Stored data entries:
##########

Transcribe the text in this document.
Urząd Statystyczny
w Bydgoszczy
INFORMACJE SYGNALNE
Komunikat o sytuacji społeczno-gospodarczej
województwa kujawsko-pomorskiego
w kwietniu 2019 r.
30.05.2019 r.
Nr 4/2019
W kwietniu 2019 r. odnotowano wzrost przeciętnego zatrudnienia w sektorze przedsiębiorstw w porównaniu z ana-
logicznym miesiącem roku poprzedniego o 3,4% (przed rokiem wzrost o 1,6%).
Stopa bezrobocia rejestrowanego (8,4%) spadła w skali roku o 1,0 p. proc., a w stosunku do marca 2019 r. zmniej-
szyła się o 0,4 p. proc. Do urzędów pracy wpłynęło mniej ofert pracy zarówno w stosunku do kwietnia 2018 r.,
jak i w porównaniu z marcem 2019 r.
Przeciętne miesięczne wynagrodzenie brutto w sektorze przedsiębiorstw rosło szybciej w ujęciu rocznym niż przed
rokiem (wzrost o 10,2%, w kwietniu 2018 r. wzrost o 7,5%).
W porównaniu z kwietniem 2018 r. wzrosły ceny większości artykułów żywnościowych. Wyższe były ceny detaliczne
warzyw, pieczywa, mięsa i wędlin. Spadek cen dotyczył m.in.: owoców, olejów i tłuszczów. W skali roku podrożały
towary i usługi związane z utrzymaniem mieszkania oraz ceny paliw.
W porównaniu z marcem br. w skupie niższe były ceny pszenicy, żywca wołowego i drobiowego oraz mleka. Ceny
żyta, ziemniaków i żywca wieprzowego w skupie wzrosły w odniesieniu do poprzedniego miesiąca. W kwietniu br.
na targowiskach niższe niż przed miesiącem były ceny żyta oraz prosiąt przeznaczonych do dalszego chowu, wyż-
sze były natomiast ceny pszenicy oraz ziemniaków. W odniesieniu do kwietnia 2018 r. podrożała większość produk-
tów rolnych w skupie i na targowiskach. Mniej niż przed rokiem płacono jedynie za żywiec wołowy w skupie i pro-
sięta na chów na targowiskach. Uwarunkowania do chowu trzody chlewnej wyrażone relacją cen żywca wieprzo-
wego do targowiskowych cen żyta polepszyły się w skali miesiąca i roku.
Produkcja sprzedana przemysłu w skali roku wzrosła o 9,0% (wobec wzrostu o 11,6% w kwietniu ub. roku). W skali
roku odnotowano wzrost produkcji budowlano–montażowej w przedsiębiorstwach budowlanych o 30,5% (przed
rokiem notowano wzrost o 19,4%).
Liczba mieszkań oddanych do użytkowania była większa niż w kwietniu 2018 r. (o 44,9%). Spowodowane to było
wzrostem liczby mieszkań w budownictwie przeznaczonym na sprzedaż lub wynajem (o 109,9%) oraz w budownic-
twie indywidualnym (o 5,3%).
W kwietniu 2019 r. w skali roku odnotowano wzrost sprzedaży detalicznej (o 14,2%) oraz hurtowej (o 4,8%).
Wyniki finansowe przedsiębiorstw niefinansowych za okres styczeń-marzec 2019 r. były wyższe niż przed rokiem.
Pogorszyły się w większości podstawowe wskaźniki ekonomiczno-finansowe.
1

##########

WHAT IS ASKED:
Set out the complete listing exactly as shown.

ANSWER BELOW:
Transcribe the text in this document.
Urząd Statystyczny
w Bydgoszczy
INFORMACJE SYGNALNE
Komunikat o sytuacji społeczno-gospodarczej
województwa kujawsko-pomorskiego
w kwietniu 2019 r.
30.05.2019 r.
Nr 4/2019
W kwietniu 2019 r. odnotowano wzrost przeciętnego zatrudnienia w sektorze przedsiębiorstw w porównaniu z ana-
logicznym miesiącem roku poprzedniego o 3,4% (przed rokiem wzrost o 1,6%).
Stopa bezrobocia rejestrowanego (8,4%) spadła w skali roku o 1,0 p. proc., a w stosunku do marca 2019 r. zmniej-
szyła się o 0,4 p. proc. Do urzędów pracy wpłynęło mniej ofert pracy zarówno w stosunku do kwietnia 2018 r.,
jak i w porównaniu z marcem 2019 r.
Przeciętne miesięczne wynagrodzenie brutto w sektorze przedsiębiorstw rosło szybciej w ujęciu rocznym niż przed
rokiem (wzrost o 10,2%, w kwietniu 2018 r. wzrost o 7,5%).
W porównaniu z kwietniem 2018 r. wzrosły ceny większości artykułów żywnościowych. Wyższe były ceny detaliczne
warzyw, pieczywa, mięsa i wędlin. Spadek cen dotyczył m.in.: owoców, olejów i tłuszczów. W skali roku podrożały
towary i usługi związane z utrzymaniem mieszkania oraz ceny paliw.
W porównaniu z marcem br. w skupie niższe były ceny pszenicy, żywca wołowego i drobiowego oraz mleka. Ceny
żyta, ziemniaków i żywca wieprzowego w skupie wzrosły w odniesieniu do poprzedniego miesiąca. W kwietniu br.
na targowiskach niższe niż przed miesiącem były ceny żyta oraz prosiąt przeznaczonych do dalszego chowu, wyż-
sze były natomiast ceny pszenicy oraz ziemniaków. W odniesieniu do kwietnia 2018 r. podrożała większość produk-
tów rolnych w skupie i na targowiskach. Mniej niż przed rokiem płacono jedynie za żywiec wołowy w skupie i pro-
sięta na chów na targowiskach. Uwarunkowania do chowu trzody chlewnej wyrażone relacją cen żywca wieprzo-
wego do targowiskowych cen żyta polepszyły się w skali miesiąca i roku.
Produkcja sprzedana przemysłu w skali roku wzrosła o 9,0% (wobec wzrostu o 11,6% w kwietniu ub. roku). W skali
roku odnotowano wzrost produkcji budowlano–montażowej w przedsiębiorstwach budowlanych o 30,5% (przed
rokiem notowano wzrost o 19,4%).
Liczba mieszkań oddanych do użytkowania była większa niż w kwietniu 2018 r. (o 44,9%). Spowodowane to było
wzrostem liczby mieszkań w budownictwie przeznaczonym na sprzedaż lub wynajem (o 109,9%) oraz w budownic-
twie indywidualnym (o 5,3%).
W kwietniu 2019 r. w skali roku odnotowano wzrost sprzedaży detalicznej (o 14,2%) oraz hurtowej (o 4,8%).
Wyniki finansowe przedsiębiorstw niefinansowych za okres styczeń-marzec 2019 r. były wyższe niż przed rokiem.
Pogorszyły się w większości podstawowe wskaźniki ekonomiczno-finansowe.
1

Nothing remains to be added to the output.